··· DATASET EXCERPTS ···

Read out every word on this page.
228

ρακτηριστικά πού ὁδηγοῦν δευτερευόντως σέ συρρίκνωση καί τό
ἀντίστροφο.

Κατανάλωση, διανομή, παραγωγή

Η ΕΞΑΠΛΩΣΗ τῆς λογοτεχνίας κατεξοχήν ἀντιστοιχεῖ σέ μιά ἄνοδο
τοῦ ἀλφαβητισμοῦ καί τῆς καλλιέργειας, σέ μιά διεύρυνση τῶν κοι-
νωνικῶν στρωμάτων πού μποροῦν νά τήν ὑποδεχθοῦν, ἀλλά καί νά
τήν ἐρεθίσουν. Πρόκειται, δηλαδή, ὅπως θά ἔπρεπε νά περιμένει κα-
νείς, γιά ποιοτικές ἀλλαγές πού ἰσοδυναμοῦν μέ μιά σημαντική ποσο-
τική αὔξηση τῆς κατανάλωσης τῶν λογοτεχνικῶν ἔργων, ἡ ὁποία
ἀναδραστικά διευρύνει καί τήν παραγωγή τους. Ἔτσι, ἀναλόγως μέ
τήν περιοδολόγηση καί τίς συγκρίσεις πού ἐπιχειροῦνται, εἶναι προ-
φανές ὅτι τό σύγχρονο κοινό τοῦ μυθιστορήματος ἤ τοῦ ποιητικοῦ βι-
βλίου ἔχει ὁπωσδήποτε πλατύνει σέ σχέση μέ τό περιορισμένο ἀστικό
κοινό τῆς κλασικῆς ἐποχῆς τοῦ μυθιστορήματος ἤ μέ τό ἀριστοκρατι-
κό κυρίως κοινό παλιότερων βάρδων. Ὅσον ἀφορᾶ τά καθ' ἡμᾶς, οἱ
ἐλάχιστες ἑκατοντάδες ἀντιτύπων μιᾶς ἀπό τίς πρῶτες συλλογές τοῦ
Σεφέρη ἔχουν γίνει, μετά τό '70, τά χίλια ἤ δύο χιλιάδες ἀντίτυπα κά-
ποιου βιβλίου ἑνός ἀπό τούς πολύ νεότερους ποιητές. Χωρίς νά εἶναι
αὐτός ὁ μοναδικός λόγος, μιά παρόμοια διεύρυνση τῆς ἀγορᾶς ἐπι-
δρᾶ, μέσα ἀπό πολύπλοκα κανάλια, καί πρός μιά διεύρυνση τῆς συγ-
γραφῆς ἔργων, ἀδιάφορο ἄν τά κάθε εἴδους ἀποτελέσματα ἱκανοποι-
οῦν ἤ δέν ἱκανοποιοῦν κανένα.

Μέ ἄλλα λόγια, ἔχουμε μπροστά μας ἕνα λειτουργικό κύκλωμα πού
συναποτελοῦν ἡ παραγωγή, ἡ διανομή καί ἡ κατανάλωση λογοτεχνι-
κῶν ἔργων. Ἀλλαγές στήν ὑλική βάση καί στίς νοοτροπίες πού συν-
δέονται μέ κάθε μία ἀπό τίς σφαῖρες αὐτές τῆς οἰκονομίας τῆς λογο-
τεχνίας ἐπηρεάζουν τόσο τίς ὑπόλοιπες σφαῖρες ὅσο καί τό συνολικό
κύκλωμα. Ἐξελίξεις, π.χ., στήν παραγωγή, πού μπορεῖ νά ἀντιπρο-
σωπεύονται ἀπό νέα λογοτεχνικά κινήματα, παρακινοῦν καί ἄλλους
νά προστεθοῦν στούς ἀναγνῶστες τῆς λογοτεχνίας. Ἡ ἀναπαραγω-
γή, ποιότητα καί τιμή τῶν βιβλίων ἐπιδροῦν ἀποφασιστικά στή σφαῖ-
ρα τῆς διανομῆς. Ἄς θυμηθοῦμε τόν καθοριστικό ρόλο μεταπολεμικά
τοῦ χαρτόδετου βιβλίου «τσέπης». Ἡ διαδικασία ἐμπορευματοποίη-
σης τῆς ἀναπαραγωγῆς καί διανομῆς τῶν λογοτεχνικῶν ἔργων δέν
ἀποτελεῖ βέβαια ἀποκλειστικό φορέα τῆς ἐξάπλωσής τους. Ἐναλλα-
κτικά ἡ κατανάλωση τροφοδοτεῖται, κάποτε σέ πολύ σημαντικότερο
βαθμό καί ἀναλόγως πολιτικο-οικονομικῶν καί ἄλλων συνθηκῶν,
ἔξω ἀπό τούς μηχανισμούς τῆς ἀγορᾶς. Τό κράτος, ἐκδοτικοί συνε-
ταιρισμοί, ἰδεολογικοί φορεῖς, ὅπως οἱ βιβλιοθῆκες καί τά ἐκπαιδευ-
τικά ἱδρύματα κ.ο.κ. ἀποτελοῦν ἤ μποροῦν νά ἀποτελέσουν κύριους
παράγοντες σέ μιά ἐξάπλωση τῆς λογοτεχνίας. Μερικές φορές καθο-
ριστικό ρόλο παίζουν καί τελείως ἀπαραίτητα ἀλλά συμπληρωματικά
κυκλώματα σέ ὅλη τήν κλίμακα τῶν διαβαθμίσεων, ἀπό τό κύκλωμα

···

Please reproduce the entire listing, exactly as shown.

Read out every word on this page.
228

ρακτηριστικά πού ὁδηγοῦν δευτερευόντως σέ συρρίκνωση καί τό
ἀντίστροφο.

Κατανάλωση, διανομή, παραγωγή

Η ΕΞΑΠΛΩΣΗ τῆς λογοτεχνίας κατεξοχήν ἀντιστοιχεῖ σέ μιά ἄνοδο
τοῦ ἀλφαβητισμοῦ καί τῆς καλλιέργειας, σέ μιά διεύρυνση τῶν κοι-
νωνικῶν στρωμάτων πού μποροῦν νά τήν ὑποδεχθοῦν, ἀλλά καί νά
τήν ἐρεθίσουν. Πρόκειται, δηλαδή, ὅπως θά ἔπρεπε νά περιμένει κα-
νείς, γιά ποιοτικές ἀλλαγές πού ἰσοδυναμοῦν μέ μιά σημαντική ποσο-
τική αὔξηση τῆς κατανάλωσης τῶν λογοτεχνικῶν ἔργων, ἡ ὁποία
ἀναδραστικά διευρύνει καί τήν παραγωγή τους. Ἔτσι, ἀναλόγως μέ
τήν περιοδολόγηση καί τίς συγκρίσεις πού ἐπιχειροῦνται, εἶναι προ-
φανές ὅτι τό σύγχρονο κοινό τοῦ μυθιστορήματος ἤ τοῦ ποιητικοῦ βι-
βλίου ἔχει ὁπωσδήποτε πλατύνει σέ σχέση μέ τό περιορισμένο ἀστικό
κοινό τῆς κλασικῆς ἐποχῆς τοῦ μυθιστορήματος ἤ μέ τό ἀριστοκρατι-
κό κυρίως κοινό παλιότερων βάρδων. Ὅσον ἀφορᾶ τά καθ' ἡμᾶς, οἱ
ἐλάχιστες ἑκατοντάδες ἀντιτύπων μιᾶς ἀπό τίς πρῶτες συλλογές τοῦ
Σεφέρη ἔχουν γίνει, μετά τό '70, τά χίλια ἤ δύο χιλιάδες ἀντίτυπα κά-
ποιου βιβλίου ἑνός ἀπό τούς πολύ νεότερους ποιητές. Χωρίς νά εἶναι
αὐτός ὁ μοναδικός λόγος, μιά παρόμοια διεύρυνση τῆς ἀγορᾶς ἐπι-
δρᾶ, μέσα ἀπό πολύπλοκα κανάλια, καί πρός μιά διεύρυνση τῆς συγ-
γραφῆς ἔργων, ἀδιάφορο ἄν τά κάθε εἴδους ἀποτελέσματα ἱκανοποι-
οῦν ἤ δέν ἱκανοποιοῦν κανένα.

Μέ ἄλλα λόγια, ἔχουμε μπροστά μας ἕνα λειτουργικό κύκλωμα πού
συναποτελοῦν ἡ παραγωγή, ἡ διανομή καί ἡ κατανάλωση λογοτεχνι-
κῶν ἔργων. Ἀλλαγές στήν ὑλική βάση καί στίς νοοτροπίες πού συν-
δέονται μέ κάθε μία ἀπό τίς σφαῖρες αὐτές τῆς οἰκονομίας τῆς λογο-
τεχνίας ἐπηρεάζουν τόσο τίς ὑπόλοιπες σφαῖρες ὅσο καί τό συνολικό
κύκλωμα. Ἐξελίξεις, π.χ., στήν παραγωγή, πού μπορεῖ νά ἀντιπρο-
σωπεύονται ἀπό νέα λογοτεχνικά κινήματα, παρακινοῦν καί ἄλλους
νά προστεθοῦν στούς ἀναγνῶστες τῆς λογοτεχνίας. Ἡ ἀναπαραγω-
γή, ποιότητα καί τιμή τῶν βιβλίων ἐπιδροῦν ἀποφασιστικά στή σφαῖ-
ρα τῆς διανομῆς. Ἄς θυμηθοῦμε τόν καθοριστικό ρόλο μεταπολεμικά
τοῦ χαρτόδετου βιβλίου «τσέπης». Ἡ διαδικασία ἐμπορευματοποίη-
σης τῆς ἀναπαραγωγῆς καί διανομῆς τῶν λογοτεχνικῶν ἔργων δέν
ἀποτελεῖ βέβαια ἀποκλειστικό φορέα τῆς ἐξάπλωσής τους. Ἐναλλα-
κτικά ἡ κατανάλωση τροφοδοτεῖται, κάποτε σέ πολύ σημαντικότερο
βαθμό καί ἀναλόγως πολιτικο-οικονομικῶν καί ἄλλων συνθηκῶν,
ἔξω ἀπό τούς μηχανισμούς τῆς ἀγορᾶς. Τό κράτος, ἐκδοτικοί συνε-
ταιρισμοί, ἰδεολογικοί φορεῖς, ὅπως οἱ βιβλιοθῆκες καί τά ἐκπαιδευ-
τικά ἱδρύματα κ.ο.κ. ἀποτελοῦν ἤ μποροῦν νά ἀποτελέσουν κύριους
παράγοντες σέ μιά ἐξάπλωση τῆς λογοτεχνίας. Μερικές φορές καθο-
ριστικό ρόλο παίζουν καί τελείως ἀπαραίτητα ἀλλά συμπληρωματικά
κυκλώματα σέ ὅλη τήν κλίμακα τῶν διαβαθμίσεων, ἀπό τό κύκλωμα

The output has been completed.